STATED TASK:
Search the entries below. Return every line that has "Kurs" in it.

★ ★ ★

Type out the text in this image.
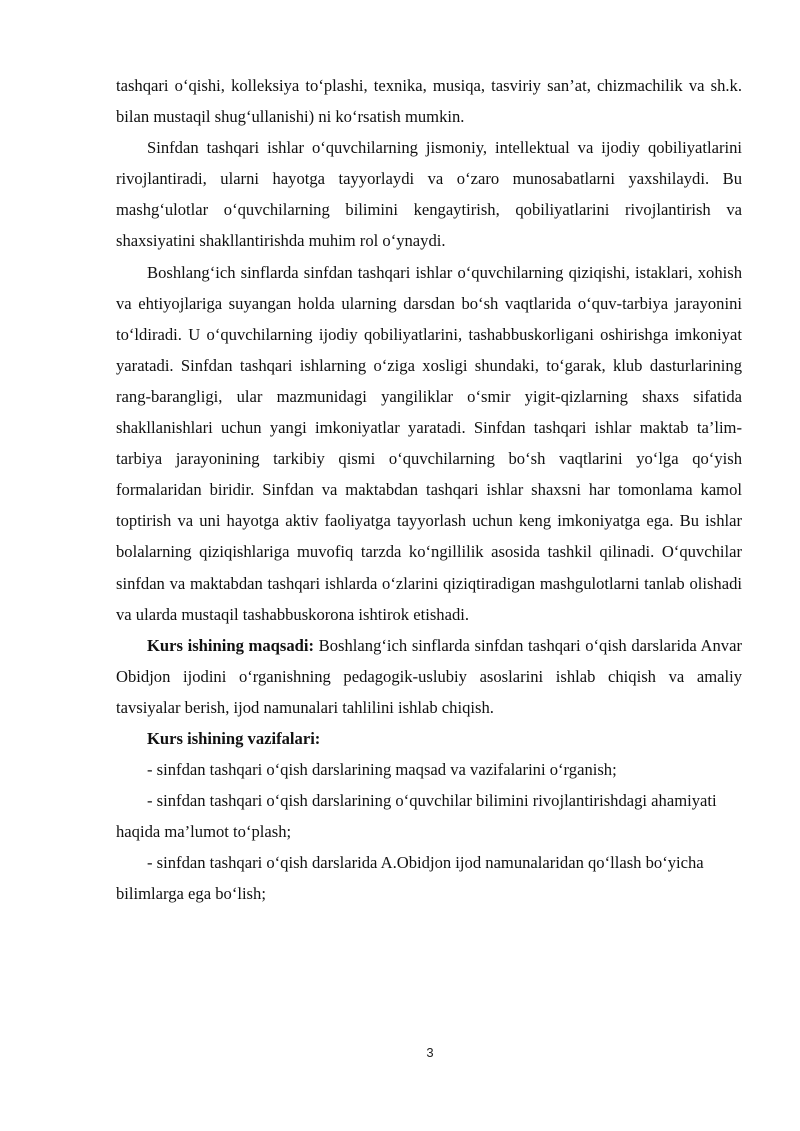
tashqari o‘qishi, kolleksiya to‘plashi, texnika, musiqa, tasviriy san’at, chizmachilik va sh.k. bilan mustaqil shug‘ullanishi) ni ko‘rsatish mumkin.

Sinfdan tashqari ishlar o‘quvchilarning jismoniy, intellektual va ijodiy qobiliyatlarini rivojlantiradi, ularni hayotga tayyorlaydi va o‘zaro munosabatlarni yaxshilaydi. Bu mashg‘ulotlar o‘quvchilarning bilimini kengaytirish, qobiliyatlarini rivojlantirish va shaxsiyatini shakllantirishda muhim rol o‘ynaydi.

Boshlang‘ich sinflarda sinfdan tashqari ishlar o‘quvchilarning qiziqishi, istaklari, xohish va ehtiyojlariga suyangan holda ularning darsdan bo‘sh vaqtlarida o‘quv-tarbiya jarayonini to‘ldiradi. U o‘quvchilarning ijodiy qobiliyatlarini, tashabbuskorligani oshirishga imkoniyat yaratadi. Sinfdan tashqari ishlarning o‘ziga xosligi shundaki, to‘garak, klub dasturlarining rang-barangligi, ular mazmunidagi yangiliklar o‘smir yigit-qizlarning shaxs sifatida shakllanishlari uchun yangi imkoniyatlar yaratadi. Sinfdan tashqari ishlar maktab ta’lim-tarbiya jarayonining tarkibiy qismi o‘quvchilarning bo‘sh vaqtlarini yo‘lga qo‘yish formalaridan biridir. Sinfdan va maktabdan tashqari ishlar shaxsni har tomonlama kamol toptirish va uni hayotga aktiv faoliyatga tayyorlash uchun keng imkoniyatga ega. Bu ishlar bolalarning qiziqishlariga muvofiq tarzda ko‘ngillilik asosida tashkil qilinadi. O‘quvchilar sinfdan va maktabdan tashqari ishlarda o‘zlarini qiziqtiradigan mashgulotlarni tanlab olishadi va ularda mustaqil tashabbuskorona ishtirok etishadi.

Kurs ishining maqsadi: Boshlang‘ich sinflarda sinfdan tashqari o‘qish darslarida Anvar Obidjon ijodini o‘rganishning pedagogik-uslubiy asoslarini ishlab chiqish va amaliy tavsiyalar berish, ijod namunalari tahlilini ishlab chiqish.

Kurs ishining vazifalari:

- sinfdan tashqari o‘qish darslarining maqsad va vazifalarini o‘rganish;

- sinfdan tashqari o‘qish darslarining o‘quvchilar bilimini rivojlantirishdagi ahamiyati haqida ma’lumot to‘plash;

- sinfdan tashqari o‘qish darslarida A.Obidjon ijod namunalaridan qo‘llash bo‘yicha bilimlarga ega bo‘lish;

3
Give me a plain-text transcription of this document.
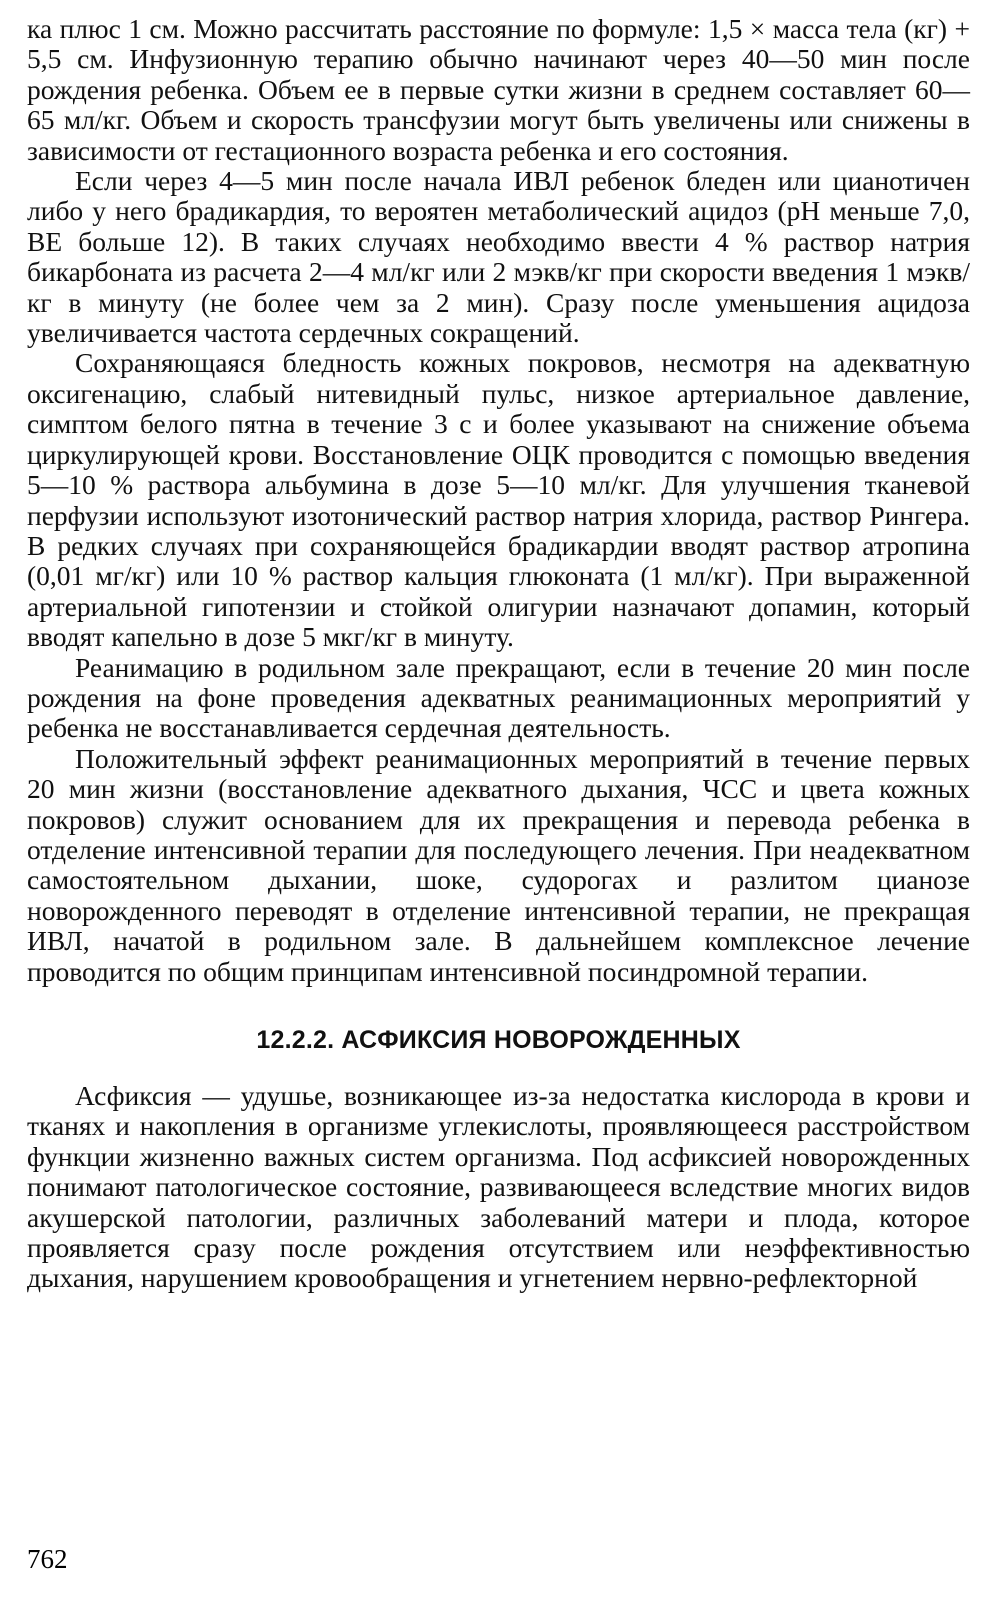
ка плюс 1 см. Можно рассчитать расстояние по формуле: 1,5 × масса тела (кг) + 5,5 см. Инфузионную терапию обычно начинают через 40—50 мин после рождения ребенка. Объем ее в первые сутки жизни в среднем составляет 60—65 мл/кг. Объем и скорость трансфузии могут быть увеличены или снижены в зависимости от гестационного возраста ребенка и его состояния.

Если через 4—5 мин после начала ИВЛ ребенок бледен или цианотичен либо у него брадикардия, то вероятен метаболический ацидоз (pH меньше 7,0, BE больше 12). В таких случаях необходимо ввести 4 % раствор натрия бикарбоната из расчета 2—4 мл/кг или 2 мэкв/кг при скорости введения 1 мэкв/кг в минуту (не более чем за 2 мин). Сразу после уменьшения ацидоза увеличивается частота сердечных сокращений.

Сохраняющаяся бледность кожных покровов, несмотря на адекватную оксигенацию, слабый нитевидный пульс, низкое артериальное давление, симптом белого пятна в течение 3 с и более указывают на снижение объема циркулирующей крови. Восстановление ОЦК проводится с помощью введения 5—10 % раствора альбумина в дозе 5—10 мл/кг. Для улучшения тканевой перфузии используют изотонический раствор натрия хлорида, раствор Рингера. В редких случаях при сохраняющейся брадикардии вводят раствор атропина (0,01 мг/кг) или 10 % раствор кальция глюконата (1 мл/кг). При выраженной артериальной гипотензии и стойкой олигурии назначают допамин, который вводят капельно в дозе 5 мкг/кг в минуту.

Реанимацию в родильном зале прекращают, если в течение 20 мин после рождения на фоне проведения адекватных реанимационных мероприятий у ребенка не восстанавливается сердечная деятельность.

Положительный эффект реанимационных мероприятий в течение первых 20 мин жизни (восстановление адекватного дыхания, ЧСС и цвета кожных покровов) служит основанием для их прекращения и перевода ребенка в отделение интенсивной терапии для последующего лечения. При неадекватном самостоятельном дыхании, шоке, судорогах и разлитом цианозе новорожденного переводят в отделение интенсивной терапии, не прекращая ИВЛ, начатой в родильном зале. В дальнейшем комплексное лечение проводится по общим принципам интенсивной посиндромной терапии.

12.2.2. АСФИКСИЯ НОВОРОЖДЕННЫХ

Асфиксия — удушье, возникающее из-за недостатка кислорода в крови и тканях и накопления в организме углекислоты, проявляющееся расстройством функции жизненно важных систем организма. Под асфиксией новорожденных понимают патологическое состояние, развивающееся вследствие многих видов акушерской патологии, различных заболеваний матери и плода, которое проявляется сразу после рождения отсутствием или неэффективностью дыхания, нарушением кровообращения и угнетением нервно-рефлекторной

762
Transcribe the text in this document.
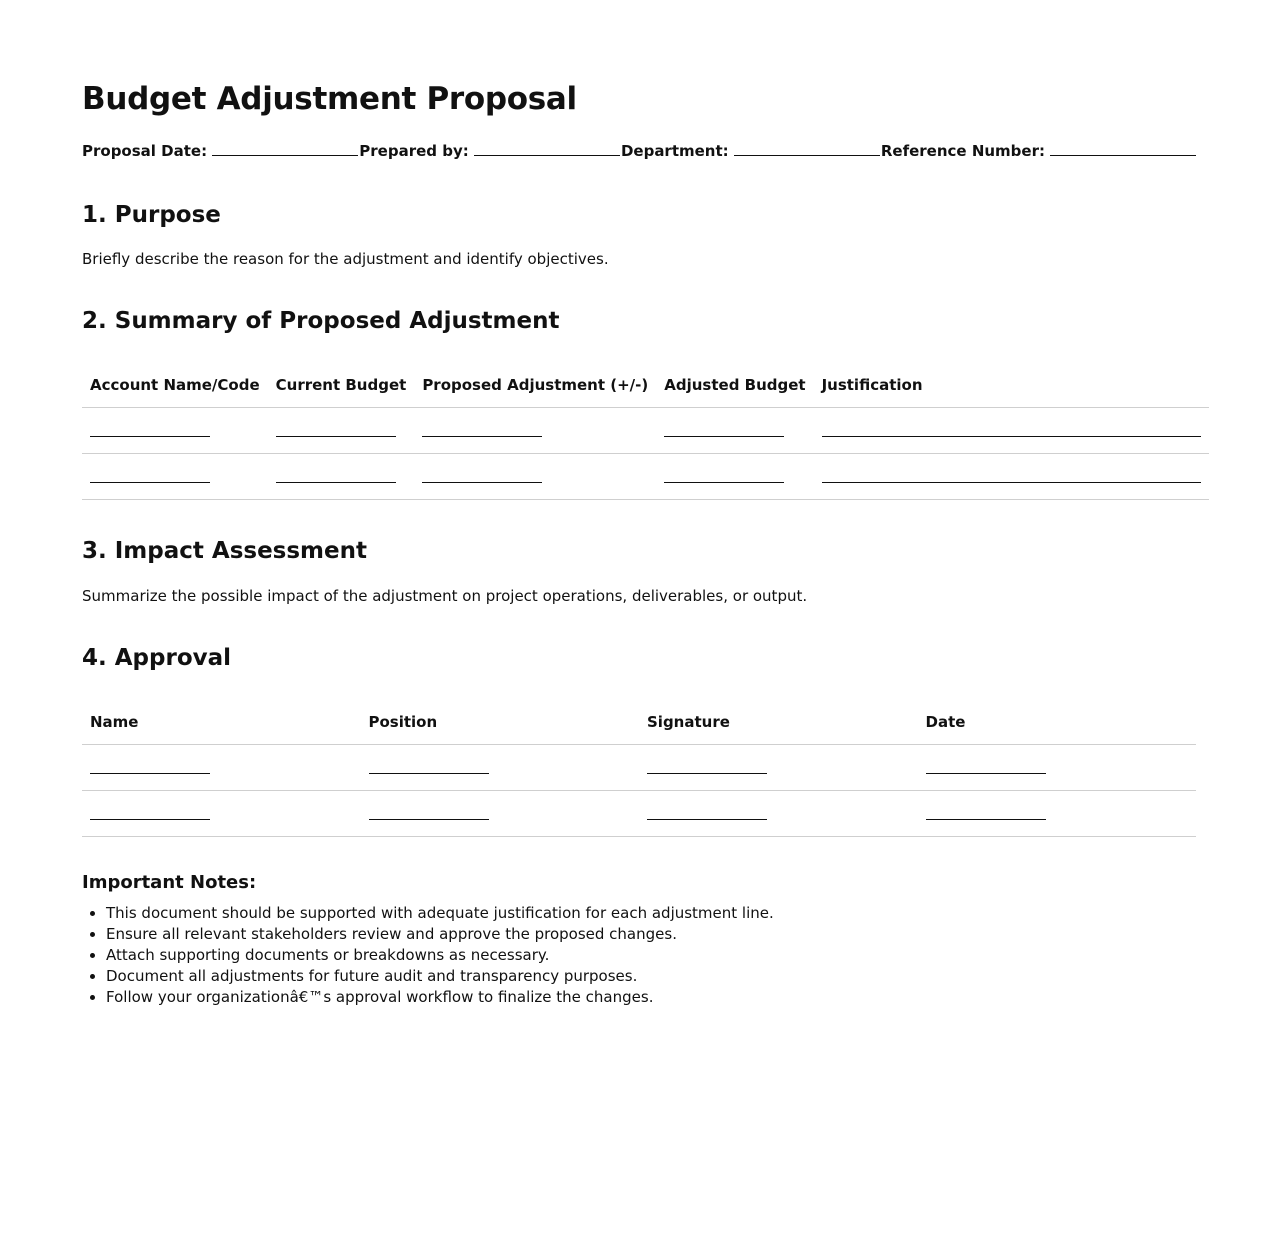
Budget Adjustment Proposal
Proposal Date:	Prepared by:	Department:	Reference Number:
1. Purpose

Briefly describe the reason for the adjustment and identify objectives.

2. Summary of Proposed Adjustment
Account Name/Code	Current Budget	Proposed Adjustment (+/-)	Adjusted Budget	Justification

3. Impact Assessment

Summarize the possible impact of the adjustment on project operations, deliverables, or output.

4. Approval
Name	Position	Signature	Date

Important Notes:
• This document should be supported with adequate justification for each adjustment line.
• Ensure all relevant stakeholders review and approve the proposed changes.
• Attach supporting documents or breakdowns as necessary.
• Document all adjustments for future audit and transparency purposes.
• Follow your organizationâ€™s approval workflow to finalize the changes.
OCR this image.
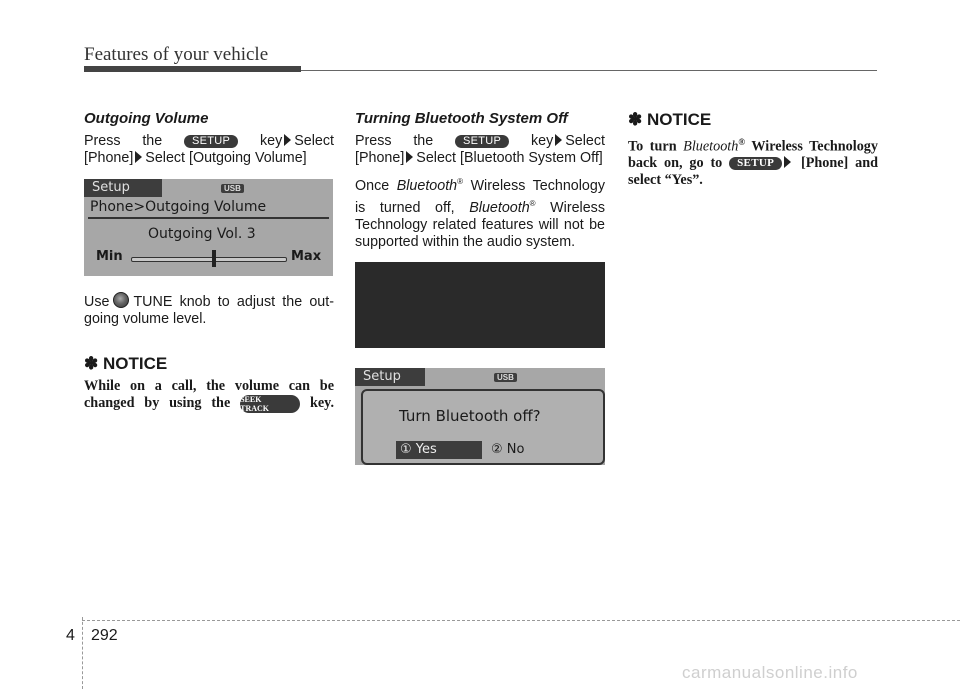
Features of your vehicle
Outgoing Volume

Press the	SETUP key Select

[Phone] Select [Outgoing Volume]

Setup	USB
Phone>Outgoing Volume
Outgoing Vol. 3
Min	Max

Use TUNE knob to adjust the out-going volume level.

✽ NOTICE

While on a call, the volume can be changed by using the SEEK
TRACK	key.

Turning Bluetooth System Off

Press the	SETUP key Select

[Phone] Select [Bluetooth System Off]

Once Bluetooth® Wireless Technology is turned off, Bluetooth® Wireless Technology related features will not be supported within the audio system.

Setup	USB
Turn Bluetooth off?
① Yes	② No
✽ NOTICE

To turn Bluetooth® Wireless Technology back on, go to SETUP [Phone] and select “Yes”.

4 292
carmanualsonline.info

★ ★ ★

SOLUTION TO THIS TASK:
Kurs ishining maqsadi: Boshlang‘ich sinflarda sinfdan tashqari o‘qish darslarida Anvar Obidjon ijodini o‘rganishning pedagogik-uslubiy asoslarini ishlab chiqish va amaliy tavsiyalar berish, ijod namunalari tahlilini ishlab chiqish.
Kurs ishining vazifalari:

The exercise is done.